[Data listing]
-- -- --
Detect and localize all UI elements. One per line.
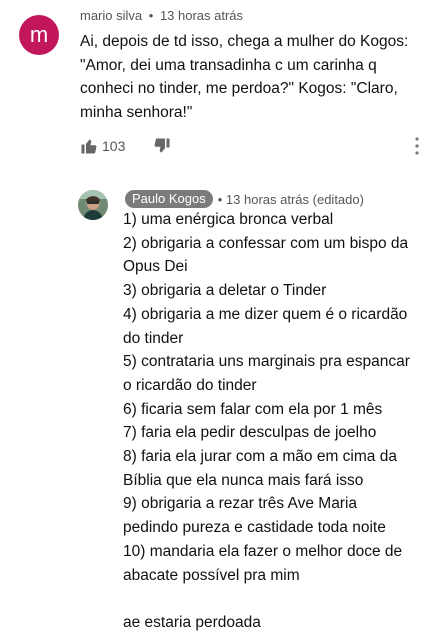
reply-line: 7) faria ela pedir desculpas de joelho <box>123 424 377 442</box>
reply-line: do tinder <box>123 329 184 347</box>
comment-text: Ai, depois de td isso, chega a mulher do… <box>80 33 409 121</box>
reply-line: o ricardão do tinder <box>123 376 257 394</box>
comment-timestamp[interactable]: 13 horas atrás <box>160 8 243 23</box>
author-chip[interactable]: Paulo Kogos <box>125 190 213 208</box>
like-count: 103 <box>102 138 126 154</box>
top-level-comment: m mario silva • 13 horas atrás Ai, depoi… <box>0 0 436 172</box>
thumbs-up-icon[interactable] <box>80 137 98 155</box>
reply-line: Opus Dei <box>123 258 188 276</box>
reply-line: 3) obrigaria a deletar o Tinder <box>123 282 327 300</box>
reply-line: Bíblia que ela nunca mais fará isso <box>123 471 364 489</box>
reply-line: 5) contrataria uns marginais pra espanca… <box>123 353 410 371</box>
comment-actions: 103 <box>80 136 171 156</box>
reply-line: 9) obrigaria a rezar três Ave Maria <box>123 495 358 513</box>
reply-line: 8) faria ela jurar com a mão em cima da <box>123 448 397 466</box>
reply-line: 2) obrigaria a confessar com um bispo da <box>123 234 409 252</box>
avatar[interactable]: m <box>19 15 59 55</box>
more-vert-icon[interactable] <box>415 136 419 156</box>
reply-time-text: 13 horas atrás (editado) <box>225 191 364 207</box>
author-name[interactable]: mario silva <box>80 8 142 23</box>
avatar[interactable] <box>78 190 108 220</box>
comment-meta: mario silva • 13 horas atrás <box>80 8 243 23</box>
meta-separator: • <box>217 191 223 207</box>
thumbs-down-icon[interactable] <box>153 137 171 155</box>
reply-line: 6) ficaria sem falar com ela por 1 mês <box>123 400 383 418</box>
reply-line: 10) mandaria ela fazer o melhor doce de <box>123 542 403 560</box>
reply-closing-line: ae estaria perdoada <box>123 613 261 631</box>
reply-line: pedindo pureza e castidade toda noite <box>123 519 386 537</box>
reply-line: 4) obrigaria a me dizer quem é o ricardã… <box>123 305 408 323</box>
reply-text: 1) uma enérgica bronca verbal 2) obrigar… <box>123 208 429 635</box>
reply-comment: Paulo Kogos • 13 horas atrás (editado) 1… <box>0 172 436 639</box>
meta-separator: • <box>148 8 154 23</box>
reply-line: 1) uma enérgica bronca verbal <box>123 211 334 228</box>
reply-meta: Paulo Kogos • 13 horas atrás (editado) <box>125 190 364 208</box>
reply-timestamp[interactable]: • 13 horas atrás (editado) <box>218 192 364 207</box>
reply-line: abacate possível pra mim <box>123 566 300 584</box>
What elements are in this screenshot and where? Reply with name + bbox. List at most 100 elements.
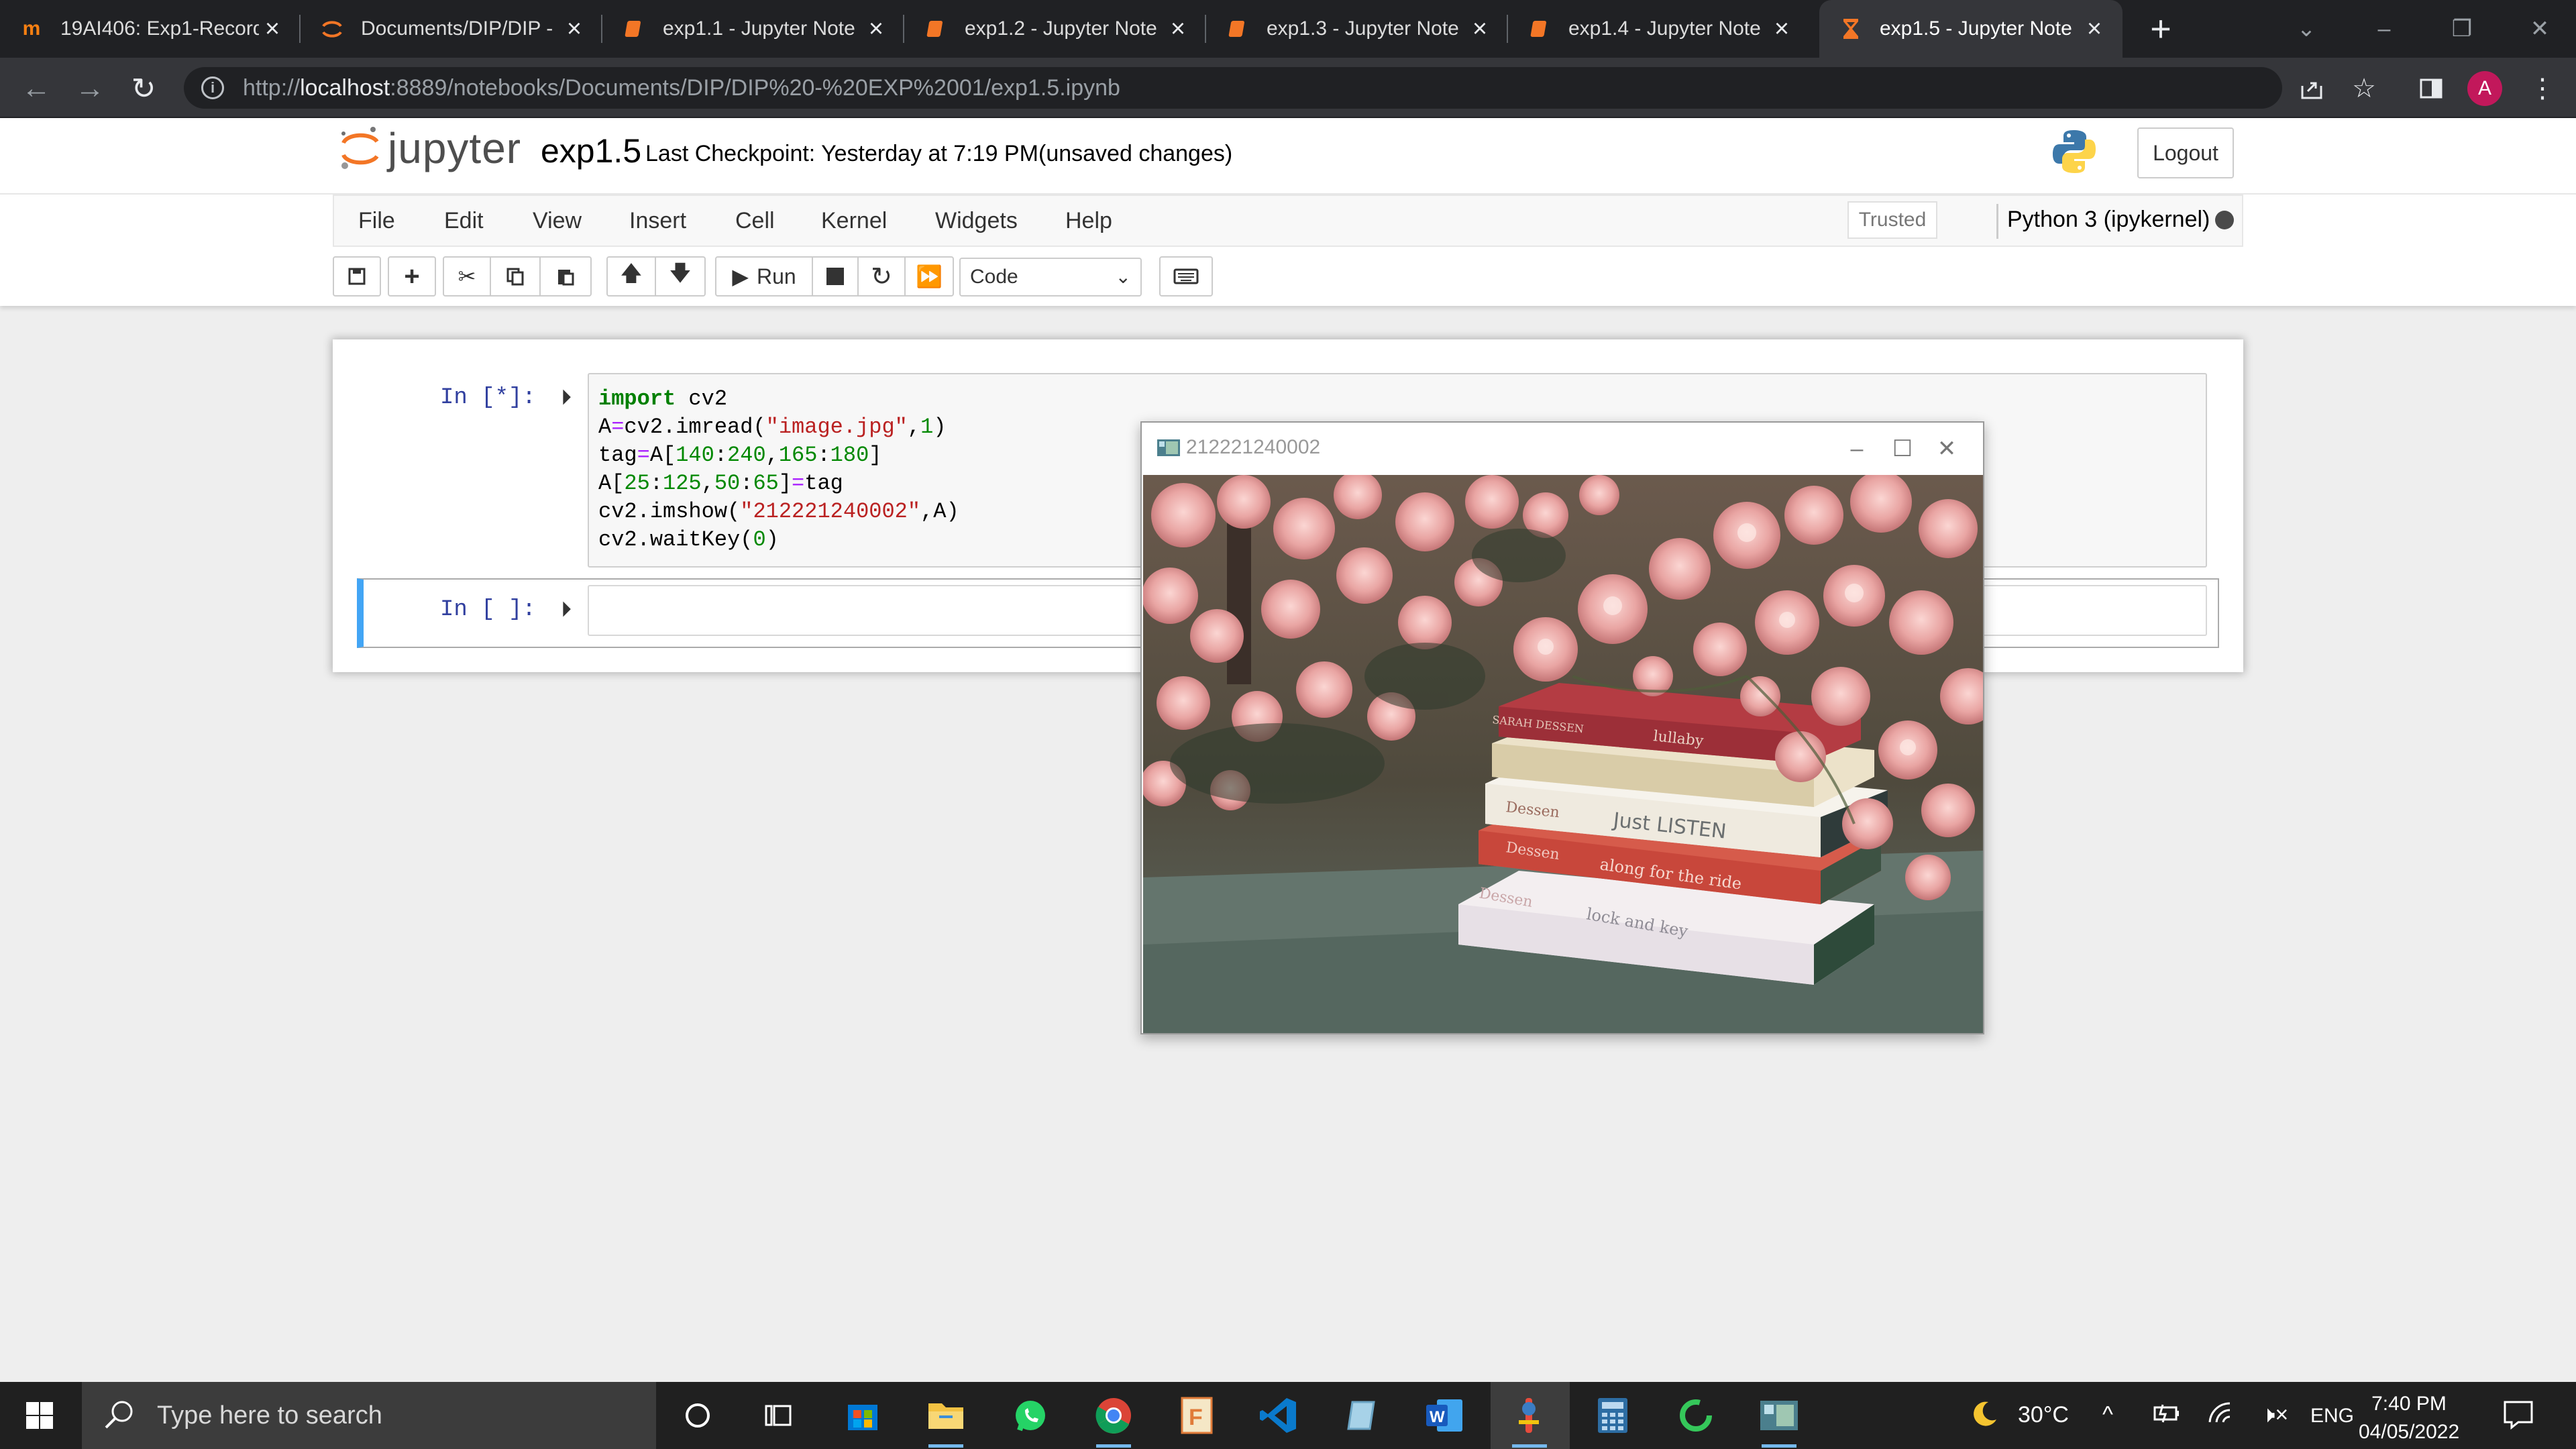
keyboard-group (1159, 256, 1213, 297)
-- -- --
Please give every line of the material above as a JSON list of strings, one string per line, skipping blank lines and leaving out the pictures.

- _SOLUTION BELOW_:
[
  "Detect and localize all UI elements. One per line.",
  "reply-line: 7) faria ela pedir desculpas de joelho <box>123 424 377 442</box>",
  "reply-line: do tinder <box>123 329 184 347</box>",
  "comment-text: Ai, depois de td isso, chega a mulher do… <box>80 33 409 121</box>",
  "reply-line: o ricardão do tinder <box>123 376 257 394</box>",
  "comment-timestamp[interactable]: 13 horas atrás <box>160 8 243 23</box>",
  "author-chip[interactable]: Paulo Kogos <box>125 190 213 208</box>",
  "like-count: 103 <box>102 138 126 154</box>",
  "top-level-comment: m mario silva • 13 horas atrás Ai, depoi… <box>0 0 436 172</box>",
  "thumbs-up-icon[interactable] <box>80 137 98 155</box>",
  "reply-line: Opus Dei <box>123 258 188 276</box>",
  "reply-line: 3) obrigaria a deletar o Tinder <box>123 282 327 300</box>",
  "reply-line: Bíblia que ela nunca mais fará isso <box>123 471 364 489</box>",
  "reply-line: 5) contrataria uns marginais pra espanca… <box>123 353 410 371</box>",
  "comment-actions: 103 <box>80 136 171 156</box>",
  "reply-line: 9) obrigaria a rezar três Ave Maria <box>123 495 358 513</box>",
  "reply-line: 8) faria ela jurar com a mão em cima da <box>123 448 397 466</box>",
  "reply-line: 2) obrigaria a confessar com um bispo da <box>123 234 409 252</box>",
  "avatar[interactable]: m <box>19 15 59 55</box>",
  "more-vert-icon[interactable] <box>415 136 419 156</box>",
  "reply-time-text: 13 horas atrás (editado) <box>225 191 364 207</box>",
  "author-name[interactable]: mario silva <box>80 8 142 23</box>",
  "avatar[interactable] <box>78 190 108 220</box>",
  "comment-meta: mario silva • 13 horas atrás <box>80 8 243 23</box>",
  "meta-separator: • <box>217 191 223 207</box>",
  "thumbs-down-icon[interactable] <box>153 137 171 155</box>",
  "reply-line: 6) ficaria sem falar com ela por 1 mês <box>123 400 383 418</box>",
  "reply-line: 10) mandaria ela fazer o melhor doce de <box>123 542 403 560</box>",
  "reply-closing-line: ae estaria perdoada <box>123 613 261 631</box>",
  "reply-line: pedindo pureza e castidade toda noite <box>123 519 386 537</box>",
  "reply-line: 4) obrigaria a me dizer quem é o ricardã… <box>123 305 408 323</box>",
  "reply-text: 1) uma enérgica bronca verbal 2) obrigar… <box>123 208 429 635</box>",
  "reply-comment: Paulo Kogos • 13 horas atrás (editado) 1… <box>0 172 436 639</box>",
  "meta-separator: • <box>148 8 154 23</box>",
  "reply-line: 1) uma enérgica bronca verbal <box>123 211 334 228</box>",
  "reply-meta: Paulo Kogos • 13 horas atrás (editado) <box>125 190 364 208</box>",
  "reply-timestamp[interactable]: • 13 horas atrás (editado) <box>218 192 364 207</box>",
  "reply-line: abacate possível pra mim <box>123 566 300 584</box>",
  "What elements are in this screenshot and where? Reply with name + bbox. List at most 100 elements.",
  "keyboard-group (1159, 256, 1213, 297)"
]